## What to do
Scan the listing below. Report each line that includes "this".

Rows from a figure dataset
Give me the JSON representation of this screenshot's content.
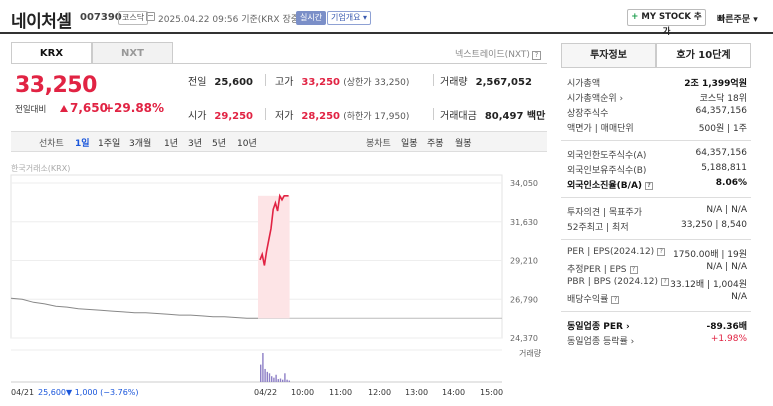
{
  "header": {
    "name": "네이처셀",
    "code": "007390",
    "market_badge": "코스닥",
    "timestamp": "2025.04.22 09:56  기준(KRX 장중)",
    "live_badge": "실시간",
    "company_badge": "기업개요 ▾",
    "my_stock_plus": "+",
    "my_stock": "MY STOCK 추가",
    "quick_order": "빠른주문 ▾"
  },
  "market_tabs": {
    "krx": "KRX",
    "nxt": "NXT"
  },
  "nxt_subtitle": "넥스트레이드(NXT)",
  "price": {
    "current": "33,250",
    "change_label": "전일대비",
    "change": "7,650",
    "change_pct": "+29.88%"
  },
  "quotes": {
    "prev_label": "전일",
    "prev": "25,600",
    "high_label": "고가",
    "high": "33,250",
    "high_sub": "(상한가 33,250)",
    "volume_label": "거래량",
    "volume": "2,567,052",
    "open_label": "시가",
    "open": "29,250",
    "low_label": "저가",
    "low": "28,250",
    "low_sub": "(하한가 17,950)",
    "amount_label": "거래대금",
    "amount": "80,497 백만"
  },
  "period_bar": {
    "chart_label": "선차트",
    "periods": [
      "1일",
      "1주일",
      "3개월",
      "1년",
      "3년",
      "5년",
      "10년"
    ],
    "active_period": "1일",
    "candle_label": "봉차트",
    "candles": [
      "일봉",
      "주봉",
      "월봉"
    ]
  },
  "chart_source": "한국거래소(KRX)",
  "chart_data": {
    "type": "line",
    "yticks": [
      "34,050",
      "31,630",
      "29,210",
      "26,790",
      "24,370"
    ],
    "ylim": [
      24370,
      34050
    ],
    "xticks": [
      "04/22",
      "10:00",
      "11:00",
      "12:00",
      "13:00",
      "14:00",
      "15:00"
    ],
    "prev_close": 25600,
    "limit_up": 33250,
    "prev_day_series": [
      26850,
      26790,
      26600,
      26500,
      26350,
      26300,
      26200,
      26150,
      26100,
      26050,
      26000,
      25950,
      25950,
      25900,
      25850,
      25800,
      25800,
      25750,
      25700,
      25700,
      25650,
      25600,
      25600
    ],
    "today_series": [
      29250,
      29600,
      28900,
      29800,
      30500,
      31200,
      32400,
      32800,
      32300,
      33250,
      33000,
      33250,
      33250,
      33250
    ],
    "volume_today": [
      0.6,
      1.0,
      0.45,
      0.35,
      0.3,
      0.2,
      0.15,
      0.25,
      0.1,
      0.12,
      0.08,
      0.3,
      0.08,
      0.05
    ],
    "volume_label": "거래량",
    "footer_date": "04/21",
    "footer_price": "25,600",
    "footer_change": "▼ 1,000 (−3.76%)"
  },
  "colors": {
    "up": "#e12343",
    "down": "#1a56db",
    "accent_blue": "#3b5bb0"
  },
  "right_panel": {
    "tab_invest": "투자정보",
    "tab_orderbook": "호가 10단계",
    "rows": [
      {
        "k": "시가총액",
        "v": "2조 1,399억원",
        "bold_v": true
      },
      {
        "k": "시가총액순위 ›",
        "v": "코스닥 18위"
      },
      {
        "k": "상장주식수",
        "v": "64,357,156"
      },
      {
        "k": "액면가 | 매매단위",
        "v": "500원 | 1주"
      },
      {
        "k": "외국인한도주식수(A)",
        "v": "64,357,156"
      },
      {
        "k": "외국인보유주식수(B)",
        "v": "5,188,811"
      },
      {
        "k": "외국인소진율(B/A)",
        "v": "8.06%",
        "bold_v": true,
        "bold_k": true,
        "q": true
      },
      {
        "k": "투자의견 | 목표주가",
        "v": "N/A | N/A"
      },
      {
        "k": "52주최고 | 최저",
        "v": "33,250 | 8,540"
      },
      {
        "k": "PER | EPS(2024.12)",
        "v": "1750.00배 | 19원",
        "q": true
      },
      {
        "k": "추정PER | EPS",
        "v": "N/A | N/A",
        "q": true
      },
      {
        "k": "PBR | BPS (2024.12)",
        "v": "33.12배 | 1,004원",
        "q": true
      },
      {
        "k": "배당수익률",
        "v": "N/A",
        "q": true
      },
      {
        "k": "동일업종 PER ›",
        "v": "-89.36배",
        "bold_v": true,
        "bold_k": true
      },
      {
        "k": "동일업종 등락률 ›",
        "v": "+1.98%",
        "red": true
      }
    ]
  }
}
...
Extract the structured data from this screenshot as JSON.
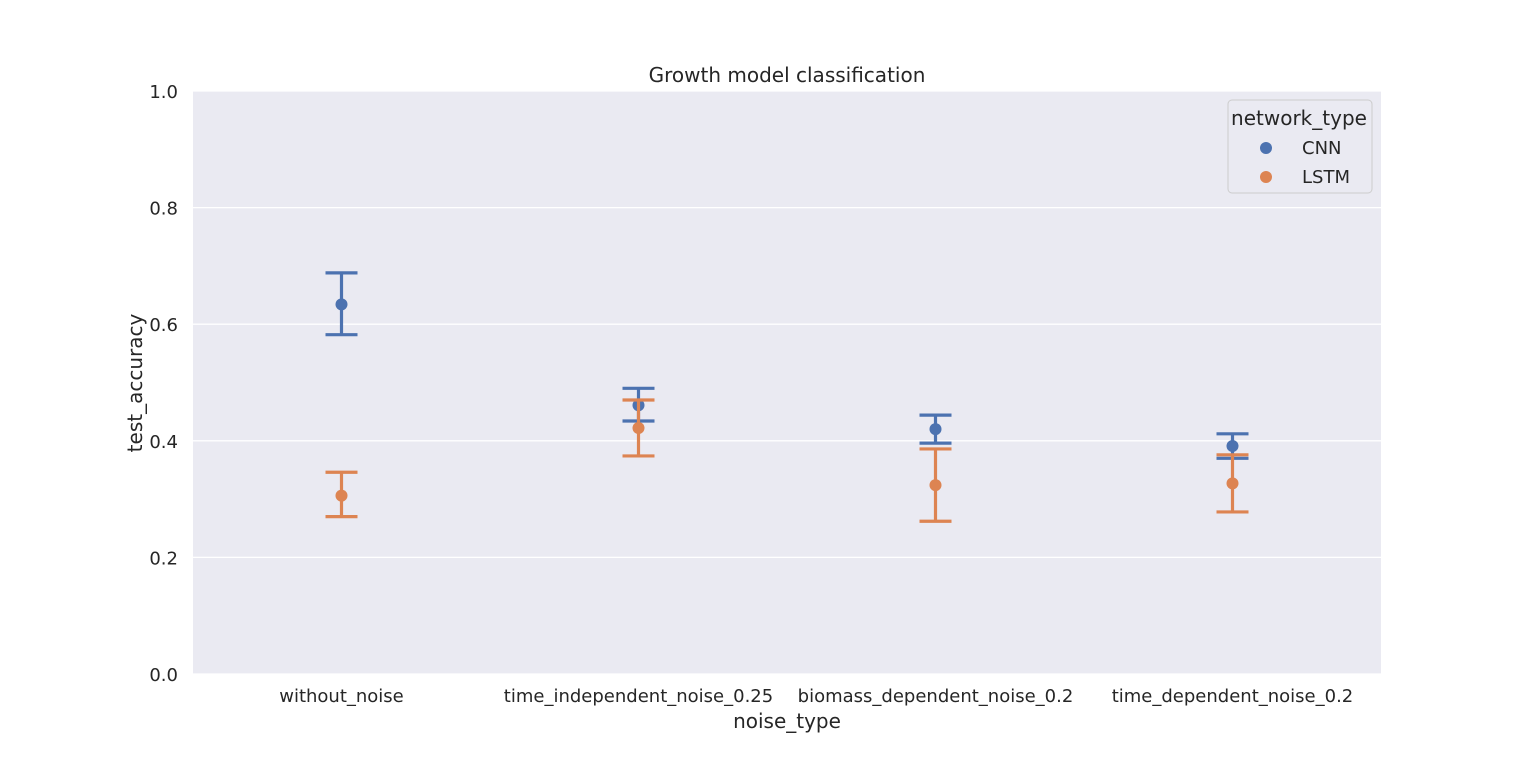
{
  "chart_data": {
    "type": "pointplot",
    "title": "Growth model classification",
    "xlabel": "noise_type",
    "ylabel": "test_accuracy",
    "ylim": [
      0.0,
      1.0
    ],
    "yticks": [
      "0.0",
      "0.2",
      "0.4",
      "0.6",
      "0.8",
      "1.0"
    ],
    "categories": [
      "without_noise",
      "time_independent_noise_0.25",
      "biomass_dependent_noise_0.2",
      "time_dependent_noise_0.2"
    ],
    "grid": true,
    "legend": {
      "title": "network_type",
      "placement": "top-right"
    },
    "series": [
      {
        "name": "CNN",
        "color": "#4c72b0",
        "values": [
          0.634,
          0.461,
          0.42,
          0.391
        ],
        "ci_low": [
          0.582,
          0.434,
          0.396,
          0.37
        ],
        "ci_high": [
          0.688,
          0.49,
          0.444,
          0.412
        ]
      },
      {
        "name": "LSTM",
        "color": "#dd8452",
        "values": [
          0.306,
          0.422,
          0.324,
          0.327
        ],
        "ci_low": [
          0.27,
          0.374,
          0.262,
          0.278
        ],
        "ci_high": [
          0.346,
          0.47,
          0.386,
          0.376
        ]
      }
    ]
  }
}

## Exercise result
Give me the JSON representation of this screenshot's content.
Extract the structured data from this screenshot as JSON.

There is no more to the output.